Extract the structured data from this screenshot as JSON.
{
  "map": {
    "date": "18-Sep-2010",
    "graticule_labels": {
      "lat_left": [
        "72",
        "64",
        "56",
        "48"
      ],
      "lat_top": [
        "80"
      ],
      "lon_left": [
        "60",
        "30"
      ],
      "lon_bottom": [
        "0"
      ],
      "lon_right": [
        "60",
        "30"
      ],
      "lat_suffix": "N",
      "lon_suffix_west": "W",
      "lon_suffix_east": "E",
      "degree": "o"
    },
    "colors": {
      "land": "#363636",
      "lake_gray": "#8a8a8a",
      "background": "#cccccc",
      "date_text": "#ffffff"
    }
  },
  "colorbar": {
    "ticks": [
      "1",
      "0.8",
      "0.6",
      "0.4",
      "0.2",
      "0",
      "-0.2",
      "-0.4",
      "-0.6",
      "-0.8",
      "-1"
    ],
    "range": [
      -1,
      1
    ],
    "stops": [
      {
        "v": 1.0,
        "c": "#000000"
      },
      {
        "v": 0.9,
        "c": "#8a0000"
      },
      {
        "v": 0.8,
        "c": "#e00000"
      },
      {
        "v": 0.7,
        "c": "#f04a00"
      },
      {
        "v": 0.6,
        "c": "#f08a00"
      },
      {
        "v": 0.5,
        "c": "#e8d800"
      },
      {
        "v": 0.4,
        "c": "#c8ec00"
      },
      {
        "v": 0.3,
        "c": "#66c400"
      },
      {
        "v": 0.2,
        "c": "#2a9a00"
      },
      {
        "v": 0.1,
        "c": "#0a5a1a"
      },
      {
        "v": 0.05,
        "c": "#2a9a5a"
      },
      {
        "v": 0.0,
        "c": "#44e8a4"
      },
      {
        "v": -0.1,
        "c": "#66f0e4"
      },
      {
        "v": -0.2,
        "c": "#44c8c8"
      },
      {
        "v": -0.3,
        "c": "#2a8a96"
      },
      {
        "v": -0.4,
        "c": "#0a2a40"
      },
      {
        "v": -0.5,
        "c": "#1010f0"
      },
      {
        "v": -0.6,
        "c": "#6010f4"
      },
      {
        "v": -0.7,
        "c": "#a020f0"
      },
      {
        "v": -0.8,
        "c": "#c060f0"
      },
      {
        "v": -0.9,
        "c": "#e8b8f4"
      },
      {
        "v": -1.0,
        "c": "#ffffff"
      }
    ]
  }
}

[WRITTEN EXERCISE]
Give back the data above exactly as it appears.

[THE SOLUTION]
Extract the structured data from this screenshot as JSON.
{
  "map": {
    "date": "18-Sep-2010",
    "graticule_labels": {
      "lat_left": [
        "72",
        "64",
        "56",
        "48"
      ],
      "lat_top": [
        "80"
      ],
      "lon_left": [
        "60",
        "30"
      ],
      "lon_bottom": [
        "0"
      ],
      "lon_right": [
        "60",
        "30"
      ],
      "lat_suffix": "N",
      "lon_suffix_west": "W",
      "lon_suffix_east": "E",
      "degree": "o"
    },
    "colors": {
      "land": "#363636",
      "lake_gray": "#8a8a8a",
      "background": "#cccccc",
      "date_text": "#ffffff"
    }
  },
  "colorbar": {
    "ticks": [
      "1",
      "0.8",
      "0.6",
      "0.4",
      "0.2",
      "0",
      "-0.2",
      "-0.4",
      "-0.6",
      "-0.8",
      "-1"
    ],
    "range": [
      -1,
      1
    ],
    "stops": [
      {
        "v": 1.0,
        "c": "#000000"
      },
      {
        "v": 0.9,
        "c": "#8a0000"
      },
      {
        "v": 0.8,
        "c": "#e00000"
      },
      {
        "v": 0.7,
        "c": "#f04a00"
      },
      {
        "v": 0.6,
        "c": "#f08a00"
      },
      {
        "v": 0.5,
        "c": "#e8d800"
      },
      {
        "v": 0.4,
        "c": "#c8ec00"
      },
      {
        "v": 0.3,
        "c": "#66c400"
      },
      {
        "v": 0.2,
        "c": "#2a9a00"
      },
      {
        "v": 0.1,
        "c": "#0a5a1a"
      },
      {
        "v": 0.05,
        "c": "#2a9a5a"
      },
      {
        "v": 0.0,
        "c": "#44e8a4"
      },
      {
        "v": -0.1,
        "c": "#66f0e4"
      },
      {
        "v": -0.2,
        "c": "#44c8c8"
      },
      {
        "v": -0.3,
        "c": "#2a8a96"
      },
      {
        "v": -0.4,
        "c": "#0a2a40"
      },
      {
        "v": -0.5,
        "c": "#1010f0"
      },
      {
        "v": -0.6,
        "c": "#6010f4"
      },
      {
        "v": -0.7,
        "c": "#a020f0"
      },
      {
        "v": -0.8,
        "c": "#c060f0"
      },
      {
        "v": -0.9,
        "c": "#e8b8f4"
      },
      {
        "v": -1.0,
        "c": "#ffffff"
      }
    ]
  }
}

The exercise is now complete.